#### GIVEN DATA ####

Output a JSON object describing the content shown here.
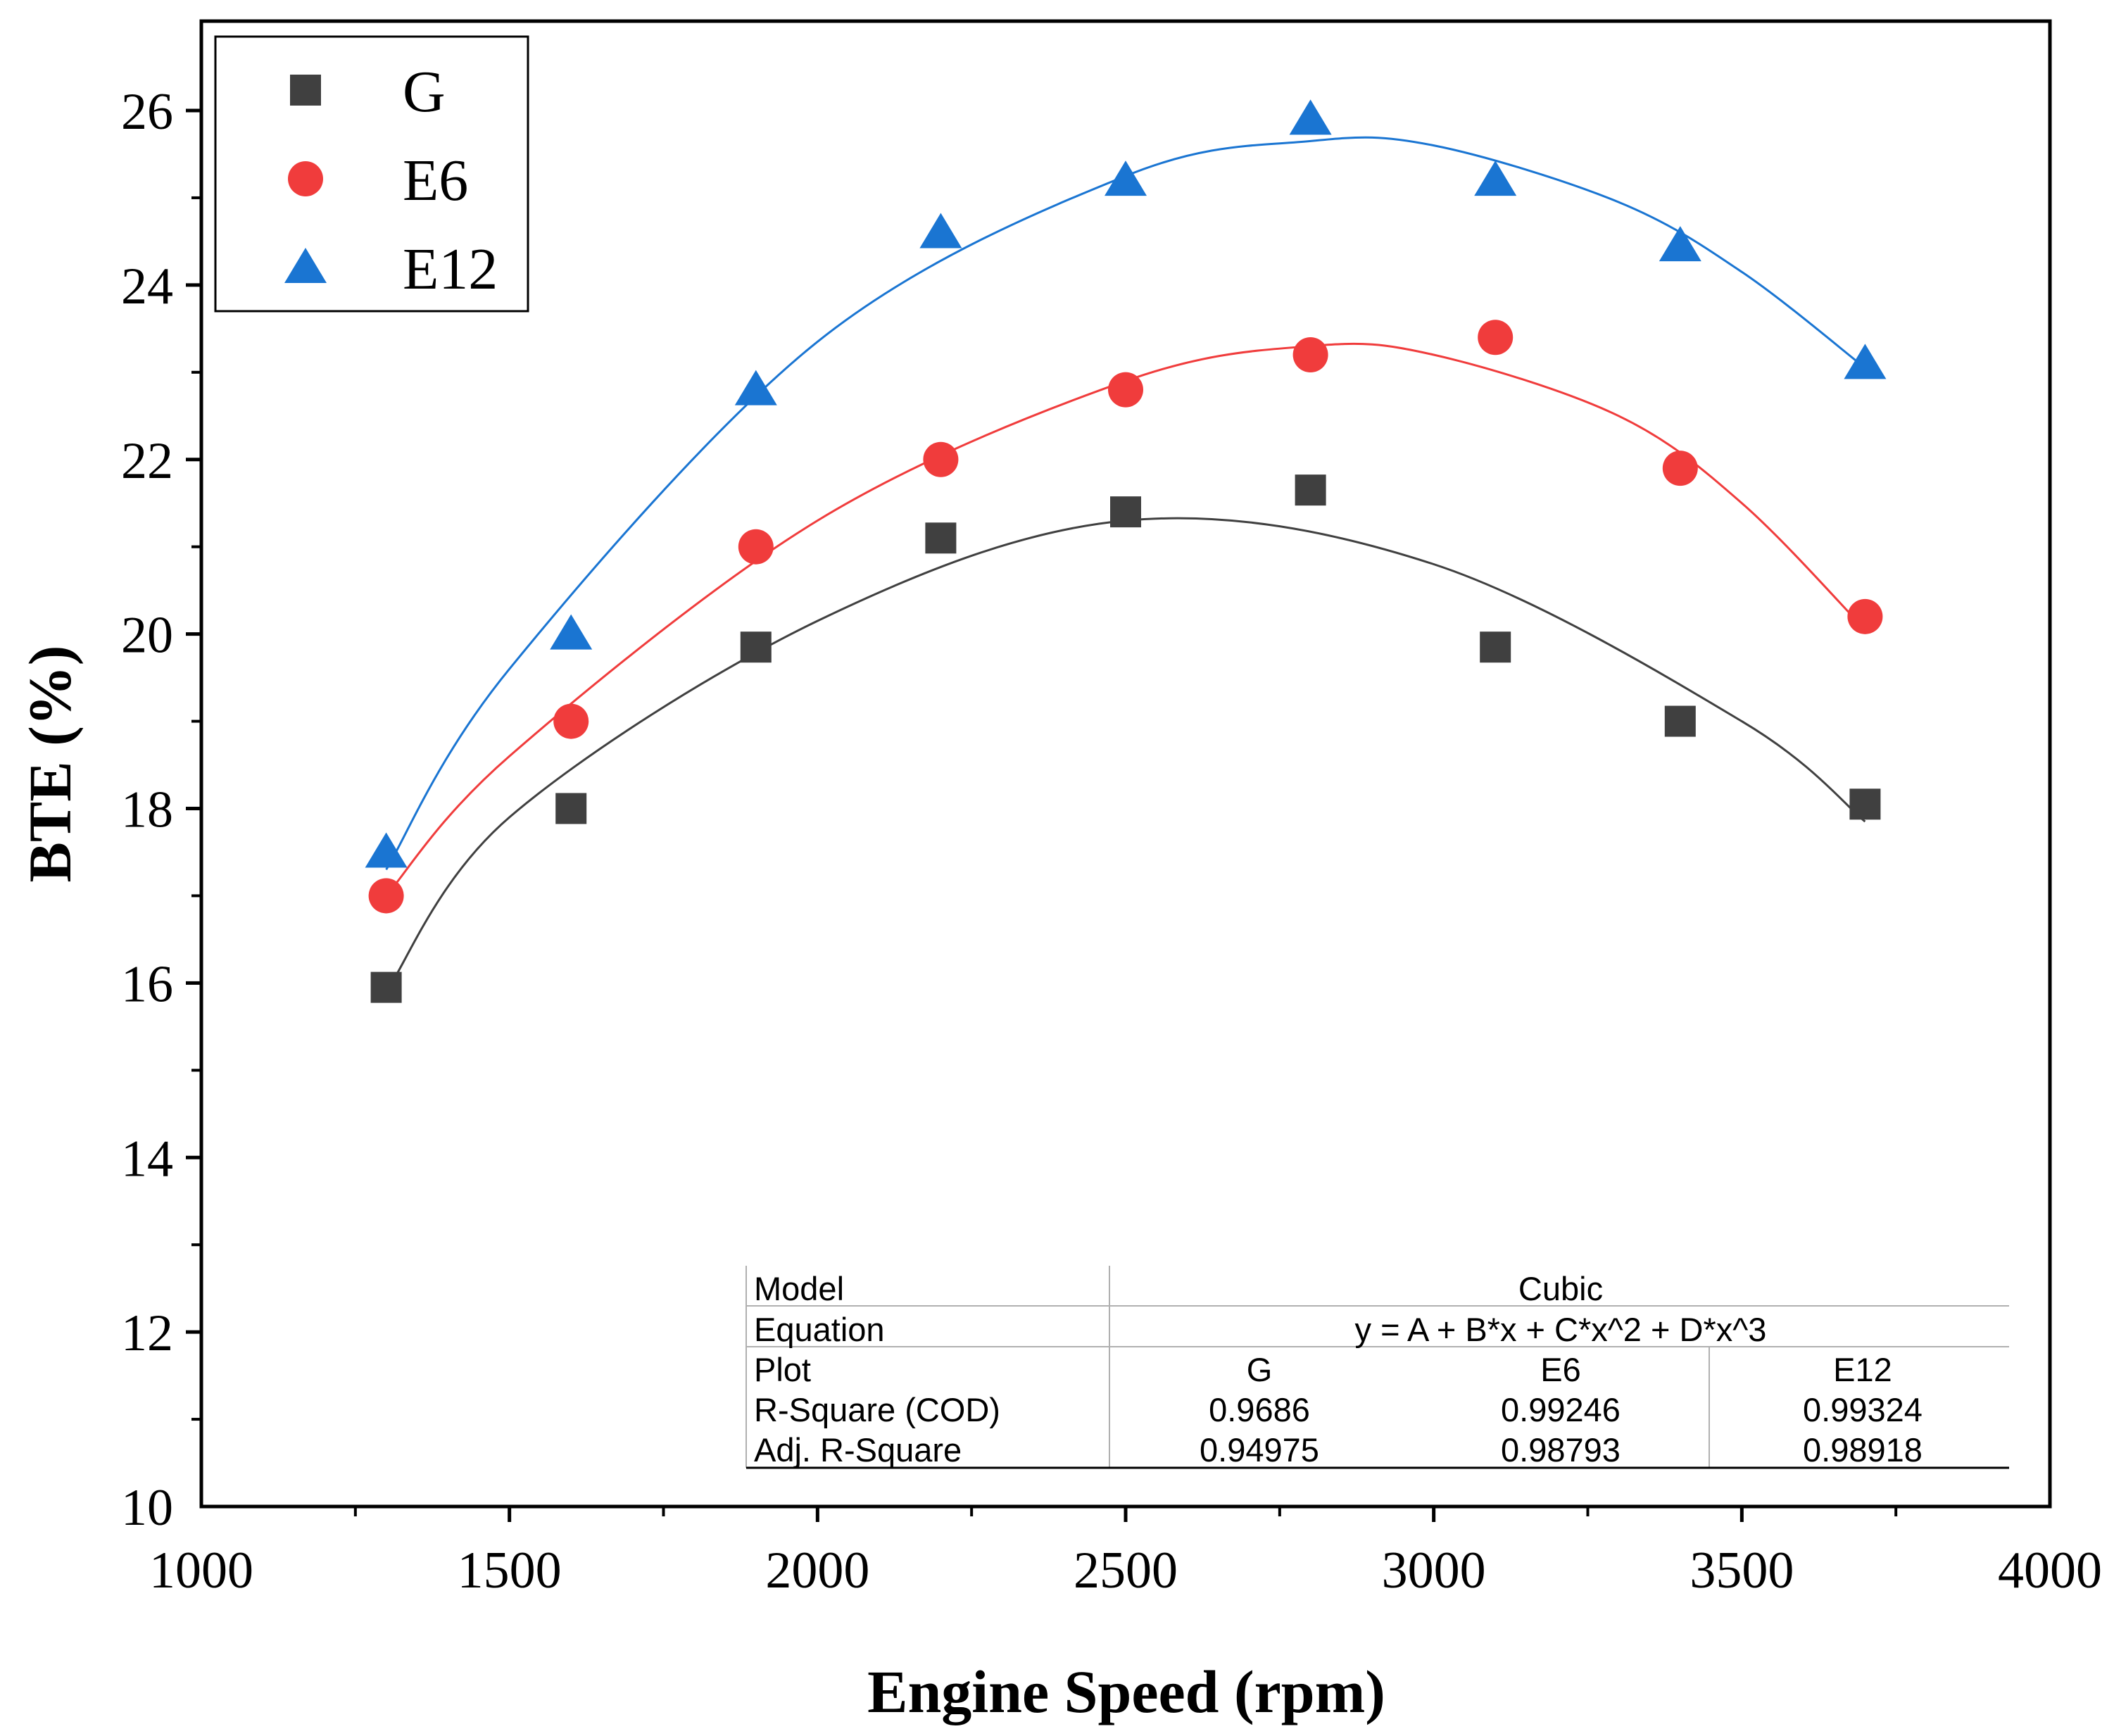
{
  "chart_data": {
    "type": "scatter",
    "title": "",
    "xlabel": "Engine Speed (rpm)",
    "ylabel": "BTE (%)",
    "xlim": [
      1000,
      4000
    ],
    "ylim": [
      10,
      27
    ],
    "xticks": [
      1000,
      1500,
      2000,
      2500,
      3000,
      3500,
      4000
    ],
    "yticks": [
      10,
      12,
      14,
      16,
      18,
      20,
      22,
      24,
      26
    ],
    "legend_position": "top-left",
    "x": [
      1300,
      1600,
      1900,
      2200,
      2500,
      2800,
      3100,
      3400,
      3700
    ],
    "series": [
      {
        "name": "G",
        "marker": "square",
        "color": "#404040",
        "values": [
          15.95,
          18.0,
          19.85,
          21.1,
          21.4,
          21.65,
          19.85,
          19.0,
          18.05
        ],
        "fit": [
          [
            1300,
            15.9
          ],
          [
            1500,
            17.9
          ],
          [
            2000,
            20.15
          ],
          [
            2500,
            21.3
          ],
          [
            3000,
            20.8
          ],
          [
            3500,
            19.0
          ],
          [
            3700,
            17.85
          ]
        ]
      },
      {
        "name": "E6",
        "marker": "circle",
        "color": "#f03c3c",
        "values": [
          17.0,
          19.0,
          21.0,
          22.0,
          22.8,
          23.2,
          23.4,
          21.9,
          20.2
        ],
        "fit": [
          [
            1300,
            17.0
          ],
          [
            1500,
            18.6
          ],
          [
            2000,
            21.3
          ],
          [
            2500,
            22.9
          ],
          [
            2800,
            23.3
          ],
          [
            3000,
            23.2
          ],
          [
            3300,
            22.5
          ],
          [
            3500,
            21.5
          ],
          [
            3700,
            20.05
          ]
        ]
      },
      {
        "name": "E12",
        "marker": "triangle",
        "color": "#1a75d2",
        "values": [
          17.5,
          20.0,
          22.8,
          24.6,
          25.2,
          25.9,
          25.2,
          24.45,
          23.1
        ],
        "fit": [
          [
            1300,
            17.3
          ],
          [
            1500,
            19.6
          ],
          [
            2000,
            23.35
          ],
          [
            2500,
            25.25
          ],
          [
            2800,
            25.65
          ],
          [
            3000,
            25.6
          ],
          [
            3300,
            24.95
          ],
          [
            3500,
            24.15
          ],
          [
            3700,
            23.05
          ]
        ]
      }
    ],
    "fit_table": {
      "model_label": "Model",
      "model_value": "Cubic",
      "equation_label": "Equation",
      "equation_value": "y = A + B*x + C*x^2 + D*x^3",
      "plot_label": "Plot",
      "plots": [
        "G",
        "E6",
        "E12"
      ],
      "r_square_label": "R-Square (COD)",
      "r_square": [
        "0.9686",
        "0.99246",
        "0.99324"
      ],
      "adj_r_square_label": "Adj. R-Square",
      "adj_r_square": [
        "0.94975",
        "0.98793",
        "0.98918"
      ]
    }
  }
}
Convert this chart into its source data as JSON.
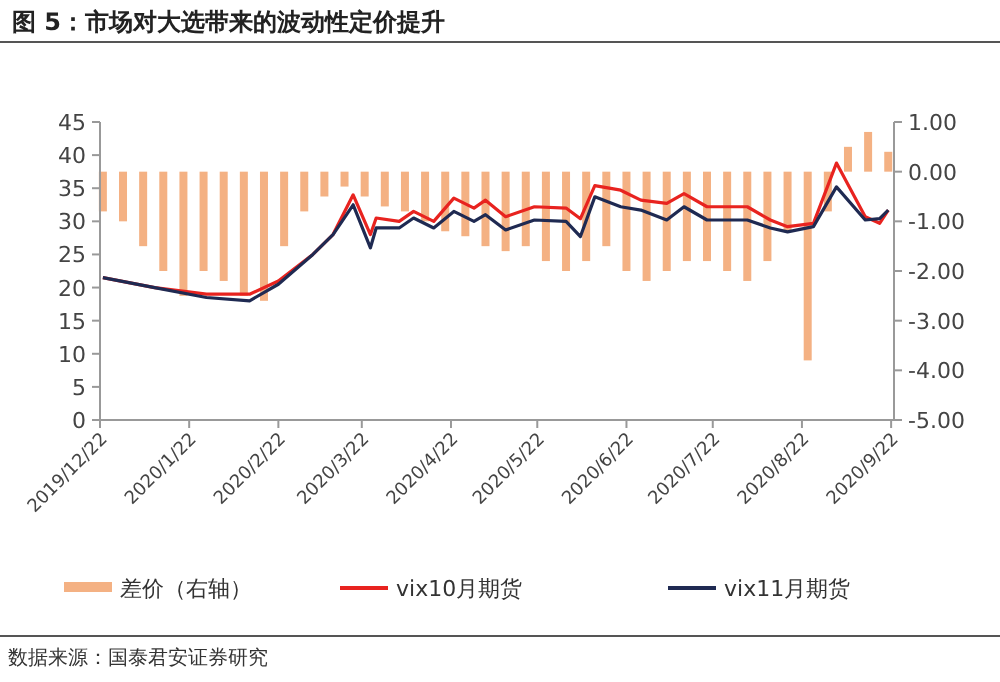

####

> DIRECTIONS
Scan the material above. Extract every line in which the word "marker" occurs.

> EXERCISE RESPONSE
        "marker": "square",
        "marker": "circle",
        "marker": "triangle",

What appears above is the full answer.